WRITTEN TASK: Write out each line beneath this one exactly as it reads.

Stored entries:
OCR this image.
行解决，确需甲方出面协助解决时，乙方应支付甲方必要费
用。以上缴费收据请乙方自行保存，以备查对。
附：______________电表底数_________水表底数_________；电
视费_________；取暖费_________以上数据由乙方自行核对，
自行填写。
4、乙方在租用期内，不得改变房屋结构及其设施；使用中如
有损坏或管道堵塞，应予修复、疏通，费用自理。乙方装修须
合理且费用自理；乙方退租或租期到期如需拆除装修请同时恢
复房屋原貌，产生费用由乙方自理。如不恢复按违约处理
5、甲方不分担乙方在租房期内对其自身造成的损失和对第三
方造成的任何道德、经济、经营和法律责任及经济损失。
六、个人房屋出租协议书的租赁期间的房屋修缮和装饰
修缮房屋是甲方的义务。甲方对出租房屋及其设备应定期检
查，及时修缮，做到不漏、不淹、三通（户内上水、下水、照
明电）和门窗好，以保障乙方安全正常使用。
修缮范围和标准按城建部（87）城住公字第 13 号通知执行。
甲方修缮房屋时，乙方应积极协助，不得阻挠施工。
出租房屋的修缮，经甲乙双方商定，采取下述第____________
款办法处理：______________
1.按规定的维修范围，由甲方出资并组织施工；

ANSWER BELOW:
OCR this image.
行解决，确需甲方出面协助解决时，乙方应支付甲方必要费
用。以上缴费收据请乙方自行保存，以备查对。
附：______________电表底数_________水表底数_________；电
视费_________；取暖费_________以上数据由乙方自行核对，
自行填写。
4、乙方在租用期内，不得改变房屋结构及其设施；使用中如
有损坏或管道堵塞，应予修复、疏通，费用自理。乙方装修须
合理且费用自理；乙方退租或租期到期如需拆除装修请同时恢
复房屋原貌，产生费用由乙方自理。如不恢复按违约处理
5、甲方不分担乙方在租房期内对其自身造成的损失和对第三
方造成的任何道德、经济、经营和法律责任及经济损失。
六、个人房屋出租协议书的租赁期间的房屋修缮和装饰
修缮房屋是甲方的义务。甲方对出租房屋及其设备应定期检
查，及时修缮，做到不漏、不淹、三通（户内上水、下水、照
明电）和门窗好，以保障乙方安全正常使用。
修缮范围和标准按城建部（87）城住公字第 13 号通知执行。
甲方修缮房屋时，乙方应积极协助，不得阻挠施工。
出租房屋的修缮，经甲乙双方商定，采取下述第____________
款办法处理：______________
1.按规定的维修范围，由甲方出资并组织施工；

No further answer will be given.